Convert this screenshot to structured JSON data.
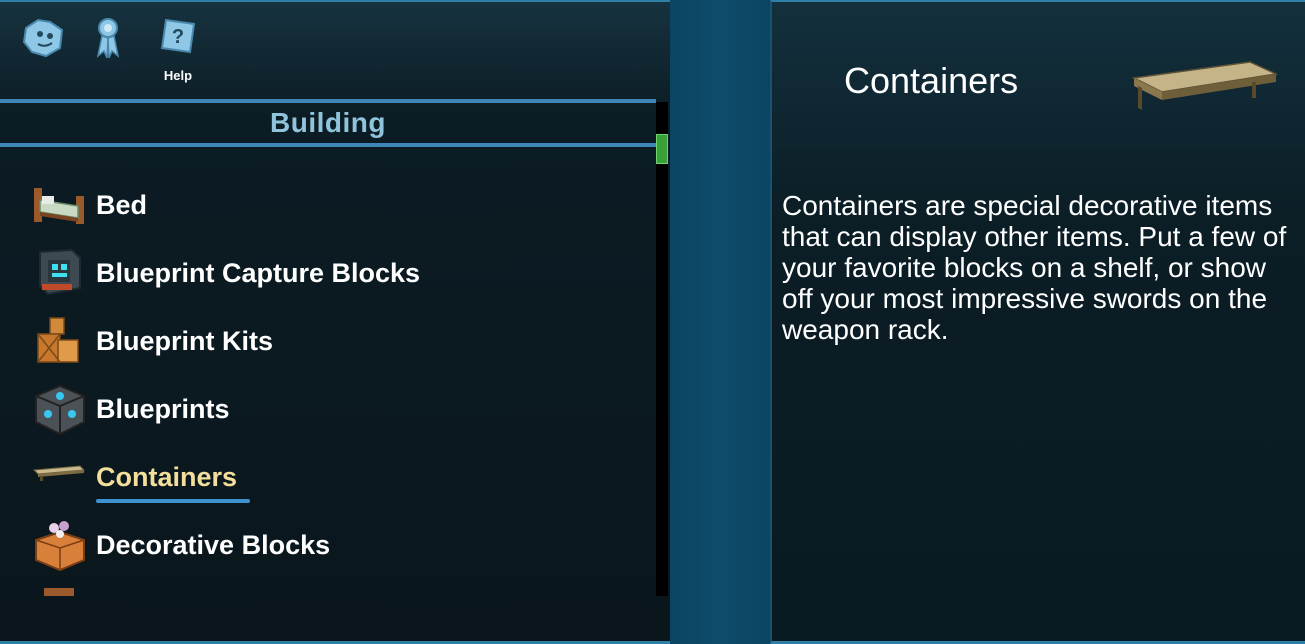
{
  "toolbar": {
    "icons": [
      "skin-icon",
      "ribbon-icon",
      "help-icon"
    ],
    "help_label": "Help"
  },
  "category": {
    "title": "Building"
  },
  "items": [
    {
      "label": "Bed",
      "icon": "bed-icon",
      "selected": false
    },
    {
      "label": "Blueprint Capture Blocks",
      "icon": "capture-block-icon",
      "selected": false
    },
    {
      "label": "Blueprint Kits",
      "icon": "kit-icon",
      "selected": false
    },
    {
      "label": "Blueprints",
      "icon": "blueprint-cube-icon",
      "selected": false
    },
    {
      "label": "Containers",
      "icon": "shelf-icon",
      "selected": true
    },
    {
      "label": "Decorative Blocks",
      "icon": "decorative-block-icon",
      "selected": false
    }
  ],
  "detail": {
    "title": "Containers",
    "icon": "shelf-icon",
    "description": "Containers are special decorative items that can display other items. Put a few of your favorite blocks on a shelf, or show off your most impressive swords on the weapon rack."
  },
  "colors": {
    "accent": "#3e86b8",
    "selected_text": "#f3de9c",
    "header_text": "#8fc4dc",
    "scroll_thumb": "#3aa13a"
  }
}
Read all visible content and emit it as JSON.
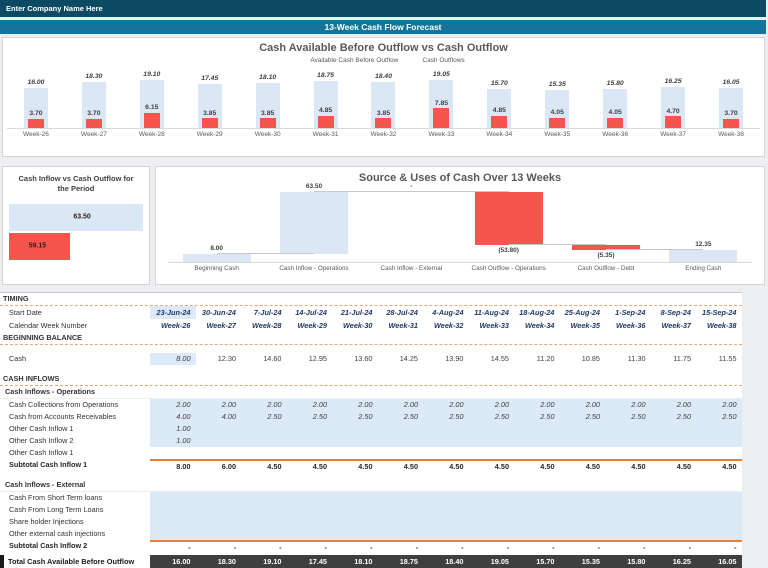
{
  "header": {
    "company_name": "Enter Company Name Here",
    "forecast_title": "13-Week Cash Flow Forecast"
  },
  "weeks": [
    "Week-26",
    "Week-27",
    "Week-28",
    "Week-29",
    "Week-30",
    "Week-31",
    "Week-32",
    "Week-33",
    "Week-34",
    "Week-35",
    "Week-36",
    "Week-37",
    "Week-38"
  ],
  "colors": {
    "navy_bar": "#0C4A63",
    "teal_bar": "#15749C",
    "light_blue": "#DBE7F4",
    "red": "#F4564E",
    "orange_accent": "#ED7D31",
    "input_cell_blue": "#DCE9F7",
    "total_row_dark": "#3F3F3F"
  },
  "chart_data": [
    {
      "type": "bar",
      "title": "Cash Available Before Outflow vs Cash Outflow",
      "legend_position": "top",
      "ylim": [
        0,
        20
      ],
      "categories": [
        "Week-26",
        "Week-27",
        "Week-28",
        "Week-29",
        "Week-30",
        "Week-31",
        "Week-32",
        "Week-33",
        "Week-34",
        "Week-35",
        "Week-36",
        "Week-37",
        "Week-38"
      ],
      "series": [
        {
          "name": "Available Cash Before Outflow",
          "color": "#DBE7F4",
          "values": [
            16.0,
            18.3,
            19.1,
            17.45,
            18.1,
            18.75,
            18.4,
            19.05,
            15.7,
            15.35,
            15.8,
            16.25,
            16.05
          ]
        },
        {
          "name": "Cash Outflows",
          "color": "#F4564E",
          "values": [
            3.7,
            3.7,
            6.15,
            3.85,
            3.85,
            4.85,
            3.85,
            7.85,
            4.85,
            4.05,
            4.05,
            4.7,
            3.7
          ]
        }
      ]
    },
    {
      "type": "bar",
      "orientation": "horizontal",
      "title": "Cash Inflow vs Cash Outflow for the Period",
      "categories": [
        "Cash Inflow",
        "Cash Outflow"
      ],
      "values": [
        63.5,
        59.15
      ],
      "colors": [
        "#DBE7F4",
        "#F4564E"
      ]
    },
    {
      "type": "bar",
      "variant": "waterfall",
      "title": "Source & Uses of Cash Over 13 Weeks",
      "categories": [
        "Beginning Cash",
        "Cash Inflow - Operations",
        "Cash Inflow - External",
        "Cash Outflow - Operations",
        "Cash Outflow - Debt",
        "Ending Cash"
      ],
      "values": [
        8.0,
        63.5,
        0,
        -53.8,
        -5.35,
        12.35
      ],
      "labels": [
        "8.00",
        "63.50",
        "-",
        "(53.80)",
        "(5.35)",
        "12.35"
      ],
      "bar_kinds": [
        "total",
        "increase",
        "increase",
        "decrease",
        "decrease",
        "total"
      ],
      "colors": {
        "increase": "#DBE7F4",
        "decrease": "#F4564E",
        "total": "#DBE7F4"
      }
    }
  ],
  "table": {
    "rows": [
      {
        "type": "header",
        "label": "TIMING",
        "first": true
      },
      {
        "type": "dates",
        "label": "Start Date",
        "highlight_first": true,
        "values": [
          "23-Jun-24",
          "30-Jun-24",
          "7-Jul-24",
          "14-Jul-24",
          "21-Jul-24",
          "28-Jul-24",
          "4-Aug-24",
          "11-Aug-24",
          "18-Aug-24",
          "25-Aug-24",
          "1-Sep-24",
          "8-Sep-24",
          "15-Sep-24"
        ]
      },
      {
        "type": "dates",
        "label": "Calendar Week Number",
        "values": [
          "Week-26",
          "Week-27",
          "Week-28",
          "Week-29",
          "Week-30",
          "Week-31",
          "Week-32",
          "Week-33",
          "Week-34",
          "Week-35",
          "Week-36",
          "Week-37",
          "Week-38"
        ]
      },
      {
        "type": "header",
        "label": "BEGINNING BALANCE"
      },
      {
        "type": "spacer"
      },
      {
        "type": "data",
        "label": "Cash",
        "highlight_first": true,
        "values": [
          "8.00",
          "12.30",
          "14.60",
          "12.95",
          "13.60",
          "14.25",
          "13.90",
          "14.55",
          "11.20",
          "10.85",
          "11.30",
          "11.75",
          "11.55"
        ]
      },
      {
        "type": "spacer"
      },
      {
        "type": "header",
        "label": "CASH INFLOWS"
      },
      {
        "type": "subheader",
        "label": "Cash Inflows - Operations"
      },
      {
        "type": "input",
        "label": "Cash Collections from Operations",
        "values": [
          "2.00",
          "2.00",
          "2.00",
          "2.00",
          "2.00",
          "2.00",
          "2.00",
          "2.00",
          "2.00",
          "2.00",
          "2.00",
          "2.00",
          "2.00"
        ]
      },
      {
        "type": "input",
        "label": "Cash from Accounts Receivables",
        "values": [
          "4.00",
          "4.00",
          "2.50",
          "2.50",
          "2.50",
          "2.50",
          "2.50",
          "2.50",
          "2.50",
          "2.50",
          "2.50",
          "2.50",
          "2.50"
        ]
      },
      {
        "type": "input",
        "label": "Other Cash Inflow 1",
        "values": [
          "1.00",
          "",
          "",
          "",
          "",
          "",
          "",
          "",
          "",
          "",
          "",
          "",
          ""
        ]
      },
      {
        "type": "input",
        "label": "Other Cash Inflow 2",
        "values": [
          "1.00",
          "",
          "",
          "",
          "",
          "",
          "",
          "",
          "",
          "",
          "",
          "",
          ""
        ]
      },
      {
        "type": "data",
        "label": "Other Cash Inflow 1",
        "values": [
          "",
          "",
          "",
          "",
          "",
          "",
          "",
          "",
          "",
          "",
          "",
          "",
          ""
        ]
      },
      {
        "type": "subtotal",
        "label": "Subtotal Cash Inflow 1",
        "values": [
          "8.00",
          "6.00",
          "4.50",
          "4.50",
          "4.50",
          "4.50",
          "4.50",
          "4.50",
          "4.50",
          "4.50",
          "4.50",
          "4.50",
          "4.50"
        ]
      },
      {
        "type": "spacer"
      },
      {
        "type": "subheader",
        "label": "Cash Inflows - External"
      },
      {
        "type": "input",
        "label": "Cash From Short Term loans",
        "values": [
          "",
          "",
          "",
          "",
          "",
          "",
          "",
          "",
          "",
          "",
          "",
          "",
          ""
        ]
      },
      {
        "type": "input",
        "label": "Cash From Long Term Loans",
        "values": [
          "",
          "",
          "",
          "",
          "",
          "",
          "",
          "",
          "",
          "",
          "",
          "",
          ""
        ]
      },
      {
        "type": "input",
        "label": "Share holder Injections",
        "values": [
          "",
          "",
          "",
          "",
          "",
          "",
          "",
          "",
          "",
          "",
          "",
          "",
          ""
        ]
      },
      {
        "type": "input",
        "label": "Other external cash injections",
        "values": [
          "",
          "",
          "",
          "",
          "",
          "",
          "",
          "",
          "",
          "",
          "",
          "",
          ""
        ]
      },
      {
        "type": "subtotal",
        "label": "Subtotal Cash Inflow  2",
        "values": [
          "-",
          "-",
          "-",
          "-",
          "-",
          "-",
          "-",
          "-",
          "-",
          "-",
          "-",
          "-",
          "-"
        ]
      },
      {
        "type": "gap"
      },
      {
        "type": "total",
        "label": "Total Cash Available Before Outflow",
        "values": [
          "16.00",
          "18.30",
          "19.10",
          "17.45",
          "18.10",
          "18.75",
          "18.40",
          "19.05",
          "15.70",
          "15.35",
          "15.80",
          "16.25",
          "16.05"
        ]
      }
    ]
  }
}
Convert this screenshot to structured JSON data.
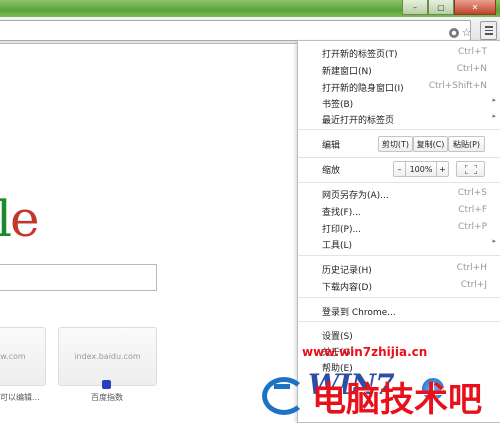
{
  "window": {
    "controls": [
      {
        "name": "minimize",
        "glyph": "–"
      },
      {
        "name": "maximize",
        "glyph": "▢"
      },
      {
        "name": "close",
        "glyph": "✕"
      }
    ]
  },
  "toolbar": {
    "icons": [
      "page-info-icon",
      "star-icon",
      "menu-icon"
    ]
  },
  "page": {
    "logo_text": "le",
    "logo_colors": [
      "#1a8a2e",
      "#c3382a"
    ],
    "tiles": [
      {
        "label": "w.com",
        "caption": "可以编辑..."
      },
      {
        "label": "index.baidu.com",
        "caption": "百度指数"
      }
    ]
  },
  "menu": {
    "new_tab": {
      "label": "打开新的标签页(T)",
      "shortcut": "Ctrl+T"
    },
    "new_window": {
      "label": "新建窗口(N)",
      "shortcut": "Ctrl+N"
    },
    "new_incognito": {
      "label": "打开新的隐身窗口(I)",
      "shortcut": "Ctrl+Shift+N"
    },
    "bookmarks": {
      "label": "书签(B)"
    },
    "recent_tabs": {
      "label": "最近打开的标签页"
    },
    "edit": {
      "label": "编辑",
      "cut": "剪切(T)",
      "copy": "复制(C)",
      "paste": "粘贴(P)"
    },
    "zoom": {
      "label": "缩放",
      "minus": "–",
      "value": "100%",
      "plus": "+"
    },
    "save_page": {
      "label": "网页另存为(A)...",
      "shortcut": "Ctrl+S"
    },
    "find": {
      "label": "查找(F)...",
      "shortcut": "Ctrl+F"
    },
    "print": {
      "label": "打印(P)...",
      "shortcut": "Ctrl+P"
    },
    "tools": {
      "label": "工具(L)"
    },
    "history": {
      "label": "历史记录(H)",
      "shortcut": "Ctrl+H"
    },
    "downloads": {
      "label": "下载内容(D)",
      "shortcut": "Ctrl+J"
    },
    "signin": {
      "label": "登录到 Chrome..."
    },
    "settings": {
      "label": "设置(S)"
    },
    "about": {
      "label": "关于(G)"
    },
    "help": {
      "label": "帮助(E)"
    },
    "arrow": "▸"
  },
  "watermark": {
    "url": "www.win7zhijia.cn",
    "logo": "WIN7",
    "site": "电脑技术吧",
    "colors": {
      "red": "#e8101a",
      "blue": "#2d4ea3"
    }
  }
}
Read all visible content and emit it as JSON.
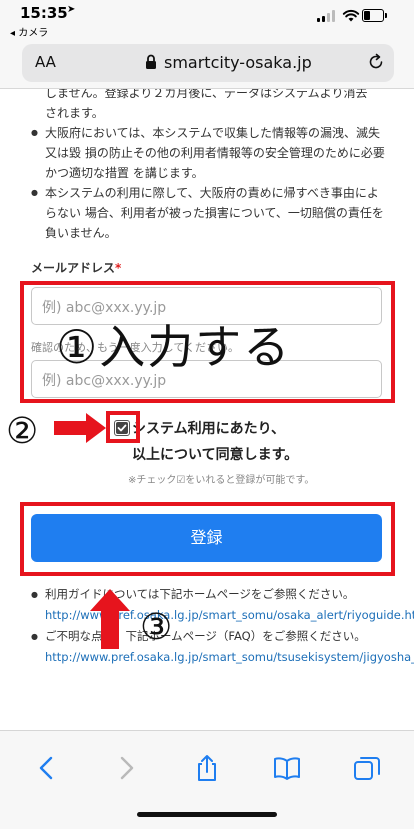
{
  "status": {
    "time": "15:35",
    "back_label": "◂ カメラ"
  },
  "address_bar": {
    "text_size_label": "AA",
    "url": "smartcity-osaka.jp"
  },
  "terms": [
    {
      "text": "しません。登録より２カ月後に、データはシステムより消去",
      "continuation": true
    },
    {
      "text": "されます。",
      "continuation": true
    },
    {
      "text": "大阪府においては、本システムで収集した情報等の漏洩、滅失又は毀 損の防止その他の利用者情報等の安全管理のために必要かつ適切な措置 を講じます。"
    },
    {
      "text": "本システムの利用に際して、大阪府の責めに帰すべき事由によらない 場合、利用者が被った損害について、一切賠償の責任を負いません。"
    }
  ],
  "form": {
    "email_label": "メールアドレス",
    "required_mark": "*",
    "email_placeholder": "例) abc@xxx.yy.jp",
    "confirm_hint": "確認のため、もう一度入力してください。",
    "email_confirm_placeholder": "例) abc@xxx.yy.jp",
    "agree_line1": "システム利用にあたり、",
    "agree_line2": "以上について同意します。",
    "agree_checked": true,
    "agree_note": "※チェック☑をいれると登録が可能です。",
    "register_button": "登録"
  },
  "info": [
    {
      "text": "利用ガイドについては下記ホームページをご参照ください。",
      "link": "http://www.pref.osaka.lg.jp/smart_somu/osaka_alert/riyoguide.html"
    },
    {
      "text": "ご不明な点は、下記ホームページ（FAQ）をご参照ください。",
      "link": "http://www.pref.osaka.lg.jp/smart_somu/tsusekisystem/jigyosha_faq.html"
    }
  ],
  "annotations": {
    "step1": "①入力する",
    "step2": "②",
    "step3": "③",
    "color": "#e6141d"
  },
  "colors": {
    "accent": "#1f7ef0",
    "link": "#1d6fb8",
    "required": "#e02020"
  },
  "toolbar": [
    "back-icon",
    "forward-icon",
    "share-icon",
    "bookmarks-icon",
    "tabs-icon"
  ]
}
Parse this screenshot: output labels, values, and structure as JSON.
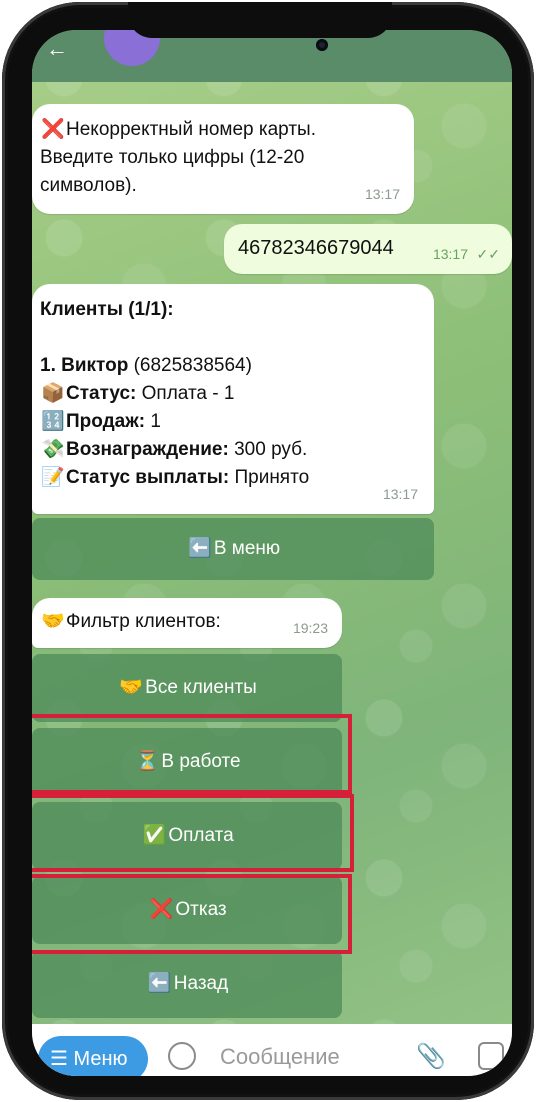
{
  "messages": {
    "error": {
      "icon": "❌",
      "line1": "Некорректный номер карты.",
      "line2": "Введите только цифры (12-20",
      "line3": "символов).",
      "time": "13:17"
    },
    "card": {
      "text": "46782346679044",
      "time": "13:17",
      "ticks": "✓✓"
    },
    "clients": {
      "heading": "Клиенты (1/1):",
      "name_bold": "1. Виктор",
      "name_rest": " (6825838564)",
      "status_icon": "📦",
      "status_label": "Статус:",
      "status_value": " Оплата - 1",
      "sales_icon": "🔢",
      "sales_label": "Продаж:",
      "sales_value": " 1",
      "reward_icon": "💸",
      "reward_label": "Вознаграждение:",
      "reward_value": " 300 руб.",
      "payout_icon": "📝",
      "payout_label": "Статус выплаты:",
      "payout_value": " Принято",
      "time": "13:17"
    },
    "menu_button": {
      "icon": "⬅️",
      "label": "В меню"
    },
    "filter": {
      "icon": "🤝",
      "label": "Фильтр клиентов:",
      "time": "19:23"
    }
  },
  "keyboard": {
    "all": {
      "icon": "🤝",
      "label": "Все клиенты"
    },
    "work": {
      "icon": "⏳",
      "label": "В работе"
    },
    "paid": {
      "icon": "✅",
      "label": "Оплата"
    },
    "fail": {
      "icon": "❌",
      "label": "Отказ"
    },
    "back": {
      "icon": "⬅️",
      "label": "Назад"
    }
  },
  "input": {
    "menu_label": "☰ Меню",
    "placeholder": "Сообщение"
  },
  "colors": {
    "highlight": "#d6203a",
    "chat_bg": "#8dbf78",
    "keyboard": "#508c5a"
  }
}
———
-- BRIEF --
Pick out and copy every line that contains the word "labels".

-- REPLY TO THE EXERCISE --
      "labels": [
Parse this screenshot: output labels, values, and structure as JSON.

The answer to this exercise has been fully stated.